Le mois de novembre annonce en Cisjordanie la fin de la récolte de
l’olive. Les arbres qui recouvrent le territoire se dégarnissent, et,
dans les 250 petites coopératives palestiniennes, on s’active pour
extraire l’huile, véritable or vert du pays. Une ressource qui fait
vivre 100 000 familles arabes et qui, à elle seule, couvre 25 % du PIB
agricole palestinien (100 millions de dollars). Une véritable aubaine
annuelle donc pour des milliers de personnes qui trouvent là "un revenu
d’appoint et un supplément alimentaire", analyse Arnaud Garcette,
doctorant à l’Institut de recherches et d’études sur le monde arabe et
musulman (CNRS-Aix-Marseille).
Mais novembre devait également apporter son lot de bonnes nouvelles pour
l’Autorité palestinienne. À Ramallah, on attendait avec impatience
l’intégration de la Palestine dans l’Opep de l’huile d’olive : le
Conseil oléicole international (COI). Une organisation qui rassemble les
18 principaux producteurs d’huile d’olive de la planète (98 % de la
production mondiale). C’était compter sans la délégation européenne au
COI, qui a préféré bloquer cette adhésion afin de ne pas "saboter les
discussions israélo-palestiniennes" sur un accord de paix, selon le
quotidien Haaretz. Un accord reposant sur des gages de bonne volonté de
part et d’autre : la libération par Israël de prisonniers arabes et la
promesse par l’Autorité palestinienne de "ne pas candidater pour des
organisations onusiennes". Manqué, le COI a été fondé en 1959 sous
l’égide de l’ONU, qui souhaitait favoriser la coopération technique
entre pays producteurs.

→ **Entrées de données**:
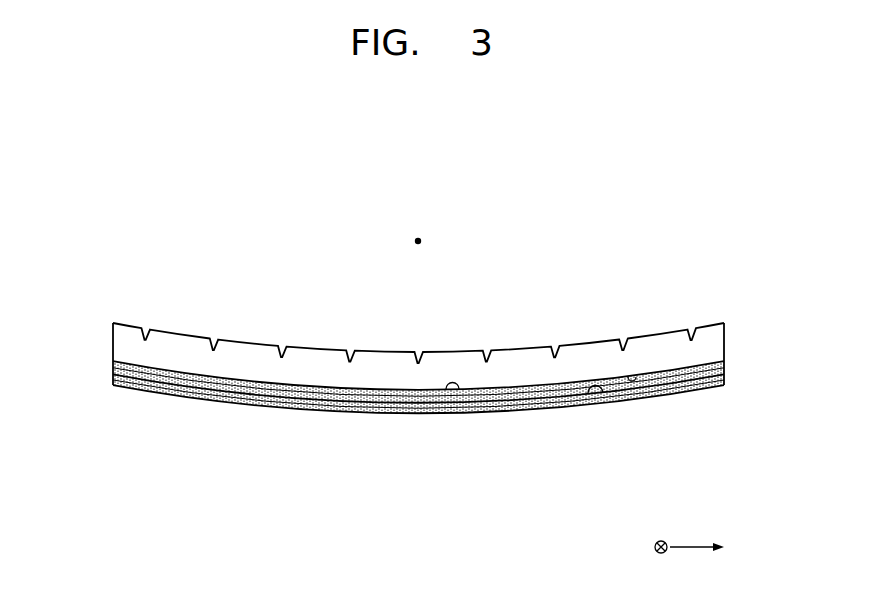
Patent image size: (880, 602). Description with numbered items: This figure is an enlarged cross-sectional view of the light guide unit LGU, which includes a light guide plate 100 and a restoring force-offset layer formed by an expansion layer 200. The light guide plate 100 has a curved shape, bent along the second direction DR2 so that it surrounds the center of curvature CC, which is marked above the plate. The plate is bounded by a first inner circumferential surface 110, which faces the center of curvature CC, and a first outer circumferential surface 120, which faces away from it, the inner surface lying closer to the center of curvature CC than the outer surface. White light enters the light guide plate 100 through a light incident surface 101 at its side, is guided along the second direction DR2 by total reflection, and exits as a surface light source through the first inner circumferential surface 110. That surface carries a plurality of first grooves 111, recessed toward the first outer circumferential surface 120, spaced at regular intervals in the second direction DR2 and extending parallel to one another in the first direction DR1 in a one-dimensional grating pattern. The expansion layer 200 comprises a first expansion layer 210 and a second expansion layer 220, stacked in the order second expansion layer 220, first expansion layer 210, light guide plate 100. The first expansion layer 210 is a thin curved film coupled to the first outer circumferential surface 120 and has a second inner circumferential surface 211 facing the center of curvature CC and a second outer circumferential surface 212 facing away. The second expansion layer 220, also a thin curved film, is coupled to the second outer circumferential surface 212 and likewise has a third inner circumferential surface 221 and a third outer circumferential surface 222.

The light guide plate 100 is at (655, 270).
The light incident surface 101 is at (113, 341).
The first inner circumferential surface 110 is at (569, 345).
The first grooves 111 is at (484, 342).
The first outer circumferential surface 120 is at (628, 377).
The expansion layer 200 is at (741, 371).
The first expansion layer 210 is at (530, 470).
The second inner circumferential surface 211 is at (459, 389).
The second outer circumferential surface 212 is at (511, 396).
The second expansion layer 220 is at (673, 470).
The third inner circumferential surface 221 is at (603, 393).
The third outer circumferential surface 222 is at (653, 398).
The center of curvature CC is at (418, 241).
The light guide unit LGU is at (675, 203).
The first direction DR1 is at (663, 563).
The second direction DR2 is at (720, 549).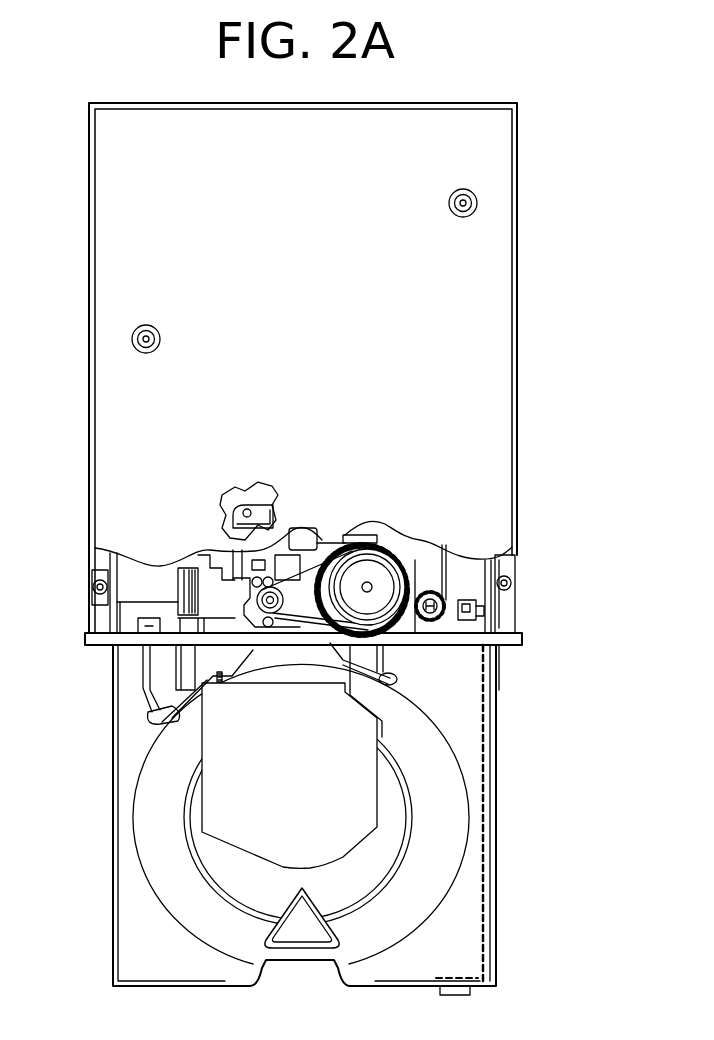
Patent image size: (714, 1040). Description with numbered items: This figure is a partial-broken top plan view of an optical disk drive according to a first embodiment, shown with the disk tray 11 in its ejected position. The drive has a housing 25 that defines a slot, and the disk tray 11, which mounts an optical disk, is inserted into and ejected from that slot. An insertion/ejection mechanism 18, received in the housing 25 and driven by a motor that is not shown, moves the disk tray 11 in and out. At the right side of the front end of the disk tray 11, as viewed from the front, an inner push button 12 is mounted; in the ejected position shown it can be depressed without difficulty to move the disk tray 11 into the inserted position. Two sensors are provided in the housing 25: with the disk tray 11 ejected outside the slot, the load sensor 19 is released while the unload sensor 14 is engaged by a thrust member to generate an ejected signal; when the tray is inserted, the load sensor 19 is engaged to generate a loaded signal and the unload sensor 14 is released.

The housing 25 is at (517, 283).
The load sensor 19 is at (226, 497).
The insertion/ejection mechanism 18 is at (380, 572).
The unload sensor 14 is at (484, 612).
The disk tray 11 is at (158, 839).
The inner push button 12 is at (455, 996).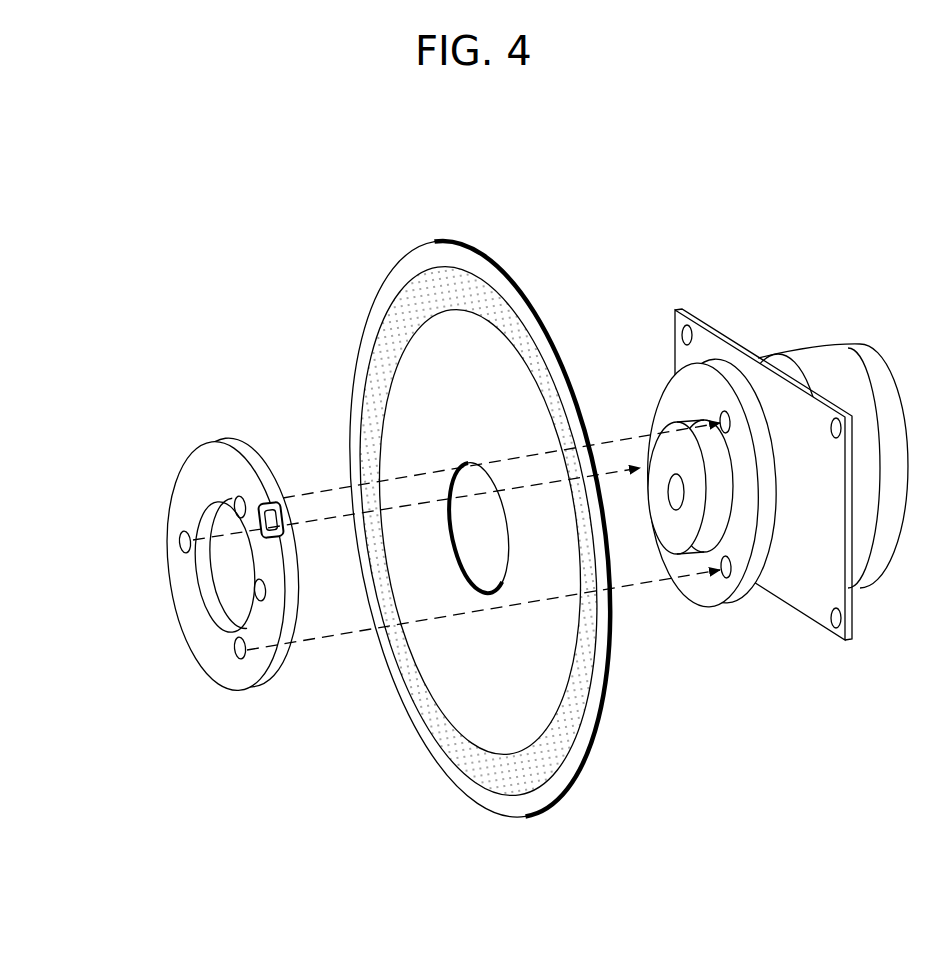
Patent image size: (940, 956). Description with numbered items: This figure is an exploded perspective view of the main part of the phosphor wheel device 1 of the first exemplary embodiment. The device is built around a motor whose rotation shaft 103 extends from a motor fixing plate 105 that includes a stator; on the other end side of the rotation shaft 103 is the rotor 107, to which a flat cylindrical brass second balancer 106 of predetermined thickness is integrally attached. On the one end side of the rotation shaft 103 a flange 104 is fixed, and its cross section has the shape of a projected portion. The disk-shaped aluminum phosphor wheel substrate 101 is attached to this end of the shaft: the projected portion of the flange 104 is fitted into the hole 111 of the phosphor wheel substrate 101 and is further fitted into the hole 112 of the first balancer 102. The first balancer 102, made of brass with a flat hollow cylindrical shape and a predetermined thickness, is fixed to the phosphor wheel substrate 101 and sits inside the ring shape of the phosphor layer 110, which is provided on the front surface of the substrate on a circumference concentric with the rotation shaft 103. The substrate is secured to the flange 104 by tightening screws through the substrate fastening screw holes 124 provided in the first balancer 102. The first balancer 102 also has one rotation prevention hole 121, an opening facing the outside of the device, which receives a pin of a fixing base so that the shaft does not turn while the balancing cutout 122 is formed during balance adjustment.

The phosphor wheel device 1 is at (250, 233).
The phosphor wheel substrate 101 is at (533, 695).
The first balancer 102 is at (193, 478).
The rotation shaft 103 is at (672, 487).
The flange 104 is at (720, 588).
The motor fixing plate 105 is at (805, 592).
The second balancer 106 is at (865, 374).
The rotor 107 is at (823, 380).
The phosphor layer 110 is at (465, 292).
The hole 111 is at (492, 540).
The hole 112 is at (227, 580).
The rotation prevention hole 121 is at (263, 597).
The balancing cutout 122 is at (272, 503).
The substrate fastening screw holes 124 is at (237, 506).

→ **Exercices à traiter**:
[1] Reproduisez le passage du texte sur l'huile d'olive palestinienne qui commence aux mots « Le mois de novembre » et s'arrête après « musulman (CNRS-Aix-Marseille). ».
[2] Répondez aux questions suivantes à partir du texte sur l'huile d'olive palestinienne.
(a) Combien de familles arabes cette ressource fait-elle vivre ?
(b) Combien de producteurs le Conseil oléicole international rassemble-t-il ?
(c) En quelle année le Conseil oléicole international a-t-il été fondé ?

→ **Résultats des exercices**:
[1]
Le mois de novembre annonce en Cisjordanie la fin de la récolte de
l’olive. Les arbres qui recouvrent le territoire se dégarnissent, et,
dans les 250 petites coopératives palestiniennes, on s’active pour
extraire l’huile, véritable or vert du pays. Une ressource qui fait
vivre 100 000 familles arabes et qui, à elle seule, couvre 25 % du PIB
agricole palestinien (100 millions de dollars). Une véritable aubaine
annuelle donc pour des milliers de personnes qui trouvent là "un revenu
d’appoint et un supplément alimentaire", analyse Arnaud Garcette,
doctorant à l’Institut de recherches et d’études sur le monde arabe et
musulman (CNRS-Aix-Marseille).

[2]
(a) 100 000 familles.
(b) Les 18 principaux producteurs d'huile d'olive de la planète.
(c) En 1959.